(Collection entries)

- - - - -

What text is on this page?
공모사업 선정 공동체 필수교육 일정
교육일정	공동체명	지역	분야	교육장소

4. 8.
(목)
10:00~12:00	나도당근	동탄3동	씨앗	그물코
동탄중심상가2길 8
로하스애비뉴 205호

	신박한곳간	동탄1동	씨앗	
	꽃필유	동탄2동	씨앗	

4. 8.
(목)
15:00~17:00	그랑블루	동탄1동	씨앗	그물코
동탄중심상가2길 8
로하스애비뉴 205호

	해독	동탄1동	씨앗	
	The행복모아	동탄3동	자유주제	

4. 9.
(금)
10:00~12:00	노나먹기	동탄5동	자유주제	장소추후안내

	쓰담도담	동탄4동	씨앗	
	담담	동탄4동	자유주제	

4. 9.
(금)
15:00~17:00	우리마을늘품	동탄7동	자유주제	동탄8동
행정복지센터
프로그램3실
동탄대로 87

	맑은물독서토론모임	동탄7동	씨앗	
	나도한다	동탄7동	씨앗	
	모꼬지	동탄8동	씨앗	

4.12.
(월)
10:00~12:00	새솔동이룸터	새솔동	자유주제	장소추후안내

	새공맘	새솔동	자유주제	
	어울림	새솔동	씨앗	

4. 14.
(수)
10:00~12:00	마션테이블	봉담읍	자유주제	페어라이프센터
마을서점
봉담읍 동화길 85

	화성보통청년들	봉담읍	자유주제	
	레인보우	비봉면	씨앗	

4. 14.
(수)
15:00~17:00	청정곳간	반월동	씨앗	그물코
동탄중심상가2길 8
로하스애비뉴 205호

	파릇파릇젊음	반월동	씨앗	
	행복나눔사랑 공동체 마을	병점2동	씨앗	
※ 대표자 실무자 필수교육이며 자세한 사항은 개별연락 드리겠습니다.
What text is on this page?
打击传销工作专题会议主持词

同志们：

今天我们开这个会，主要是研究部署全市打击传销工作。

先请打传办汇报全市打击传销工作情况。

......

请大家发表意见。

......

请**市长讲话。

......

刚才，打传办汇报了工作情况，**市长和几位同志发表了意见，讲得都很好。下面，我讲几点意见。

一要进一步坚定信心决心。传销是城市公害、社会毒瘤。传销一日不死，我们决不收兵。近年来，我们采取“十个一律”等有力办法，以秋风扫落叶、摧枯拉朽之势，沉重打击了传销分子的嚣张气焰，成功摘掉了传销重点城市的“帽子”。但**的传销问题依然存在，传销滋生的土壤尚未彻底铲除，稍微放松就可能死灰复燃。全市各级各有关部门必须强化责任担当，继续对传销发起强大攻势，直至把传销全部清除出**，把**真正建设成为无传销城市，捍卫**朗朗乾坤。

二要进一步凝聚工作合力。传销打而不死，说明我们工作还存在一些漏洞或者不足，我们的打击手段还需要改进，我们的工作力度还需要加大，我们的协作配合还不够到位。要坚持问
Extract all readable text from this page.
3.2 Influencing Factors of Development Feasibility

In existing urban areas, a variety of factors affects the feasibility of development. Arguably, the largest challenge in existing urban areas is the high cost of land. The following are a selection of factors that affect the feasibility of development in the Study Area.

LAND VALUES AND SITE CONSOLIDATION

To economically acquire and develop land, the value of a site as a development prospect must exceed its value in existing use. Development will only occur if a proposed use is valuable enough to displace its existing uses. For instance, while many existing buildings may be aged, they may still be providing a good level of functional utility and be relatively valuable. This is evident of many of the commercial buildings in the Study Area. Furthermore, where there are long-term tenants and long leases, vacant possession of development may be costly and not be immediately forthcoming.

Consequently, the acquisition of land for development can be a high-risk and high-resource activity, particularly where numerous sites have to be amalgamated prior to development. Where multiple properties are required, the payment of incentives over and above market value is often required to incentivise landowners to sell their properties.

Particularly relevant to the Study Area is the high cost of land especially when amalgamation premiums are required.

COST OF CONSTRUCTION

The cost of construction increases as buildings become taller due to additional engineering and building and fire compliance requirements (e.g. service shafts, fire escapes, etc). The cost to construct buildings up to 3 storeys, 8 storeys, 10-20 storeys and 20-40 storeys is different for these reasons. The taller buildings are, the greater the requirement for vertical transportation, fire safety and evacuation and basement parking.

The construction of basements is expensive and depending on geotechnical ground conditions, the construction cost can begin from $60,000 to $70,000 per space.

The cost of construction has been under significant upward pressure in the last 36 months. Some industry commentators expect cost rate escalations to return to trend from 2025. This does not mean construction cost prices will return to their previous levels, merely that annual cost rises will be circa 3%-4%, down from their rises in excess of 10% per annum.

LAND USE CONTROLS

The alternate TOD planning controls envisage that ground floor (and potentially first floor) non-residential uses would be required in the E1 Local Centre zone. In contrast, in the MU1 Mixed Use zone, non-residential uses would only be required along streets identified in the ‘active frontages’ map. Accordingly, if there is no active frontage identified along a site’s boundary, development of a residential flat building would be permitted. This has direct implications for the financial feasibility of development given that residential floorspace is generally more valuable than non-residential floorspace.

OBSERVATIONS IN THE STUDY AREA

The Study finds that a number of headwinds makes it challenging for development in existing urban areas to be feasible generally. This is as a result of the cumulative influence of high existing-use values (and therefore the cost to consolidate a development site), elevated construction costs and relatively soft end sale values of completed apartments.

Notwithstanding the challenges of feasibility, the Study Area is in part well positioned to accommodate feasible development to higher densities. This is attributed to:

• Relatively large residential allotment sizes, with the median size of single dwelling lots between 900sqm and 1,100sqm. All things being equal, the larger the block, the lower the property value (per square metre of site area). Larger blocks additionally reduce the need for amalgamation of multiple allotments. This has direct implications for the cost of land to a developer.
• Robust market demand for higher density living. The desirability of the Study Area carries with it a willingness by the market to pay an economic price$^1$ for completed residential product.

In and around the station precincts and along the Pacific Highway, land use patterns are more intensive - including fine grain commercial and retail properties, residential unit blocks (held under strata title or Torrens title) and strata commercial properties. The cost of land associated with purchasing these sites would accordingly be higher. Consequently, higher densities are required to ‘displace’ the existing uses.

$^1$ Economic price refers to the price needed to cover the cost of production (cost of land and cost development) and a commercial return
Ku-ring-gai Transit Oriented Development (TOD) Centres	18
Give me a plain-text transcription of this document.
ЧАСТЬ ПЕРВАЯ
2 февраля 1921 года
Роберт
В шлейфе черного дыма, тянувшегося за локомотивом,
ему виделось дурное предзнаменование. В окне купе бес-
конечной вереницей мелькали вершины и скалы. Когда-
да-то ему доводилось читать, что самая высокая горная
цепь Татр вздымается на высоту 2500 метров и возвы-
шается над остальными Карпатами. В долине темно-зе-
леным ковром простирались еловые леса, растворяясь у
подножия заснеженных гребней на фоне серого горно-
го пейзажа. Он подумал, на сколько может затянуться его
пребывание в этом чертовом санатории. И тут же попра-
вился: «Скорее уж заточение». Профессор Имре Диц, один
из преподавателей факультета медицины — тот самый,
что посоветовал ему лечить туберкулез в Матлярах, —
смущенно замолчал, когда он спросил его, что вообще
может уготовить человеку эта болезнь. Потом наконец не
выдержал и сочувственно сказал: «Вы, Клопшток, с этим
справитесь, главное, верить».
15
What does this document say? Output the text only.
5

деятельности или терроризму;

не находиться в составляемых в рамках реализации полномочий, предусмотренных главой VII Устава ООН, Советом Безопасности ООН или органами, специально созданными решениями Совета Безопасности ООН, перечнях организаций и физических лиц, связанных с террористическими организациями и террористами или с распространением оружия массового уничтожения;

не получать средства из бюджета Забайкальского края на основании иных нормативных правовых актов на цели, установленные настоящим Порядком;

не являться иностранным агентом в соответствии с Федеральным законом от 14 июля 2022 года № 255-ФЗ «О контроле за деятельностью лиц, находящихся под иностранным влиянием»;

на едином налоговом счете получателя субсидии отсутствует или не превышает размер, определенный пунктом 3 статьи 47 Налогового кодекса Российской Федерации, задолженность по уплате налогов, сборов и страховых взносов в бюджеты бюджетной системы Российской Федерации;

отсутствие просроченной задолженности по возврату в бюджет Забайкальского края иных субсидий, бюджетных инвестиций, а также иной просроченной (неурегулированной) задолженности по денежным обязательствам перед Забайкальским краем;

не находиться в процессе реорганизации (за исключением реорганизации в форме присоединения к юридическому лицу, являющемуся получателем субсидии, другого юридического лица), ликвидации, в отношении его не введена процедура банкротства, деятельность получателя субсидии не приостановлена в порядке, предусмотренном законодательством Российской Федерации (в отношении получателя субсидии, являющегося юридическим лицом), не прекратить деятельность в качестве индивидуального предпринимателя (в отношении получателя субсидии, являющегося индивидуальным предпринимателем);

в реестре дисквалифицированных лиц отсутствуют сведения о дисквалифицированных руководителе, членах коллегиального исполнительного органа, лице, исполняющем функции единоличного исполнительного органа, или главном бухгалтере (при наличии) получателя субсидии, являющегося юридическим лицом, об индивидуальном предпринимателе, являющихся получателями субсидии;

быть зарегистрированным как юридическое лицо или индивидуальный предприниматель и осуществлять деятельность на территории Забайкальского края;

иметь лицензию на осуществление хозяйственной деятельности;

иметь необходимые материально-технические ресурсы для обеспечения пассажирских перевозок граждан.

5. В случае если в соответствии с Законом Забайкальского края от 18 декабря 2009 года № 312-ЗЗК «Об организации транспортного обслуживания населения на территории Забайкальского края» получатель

- - - - -

• **PROBLEM TO SOLVE**:
Your answer should be only the number of lines that hold the word "text".

• **EXERCISE RESULT**:
5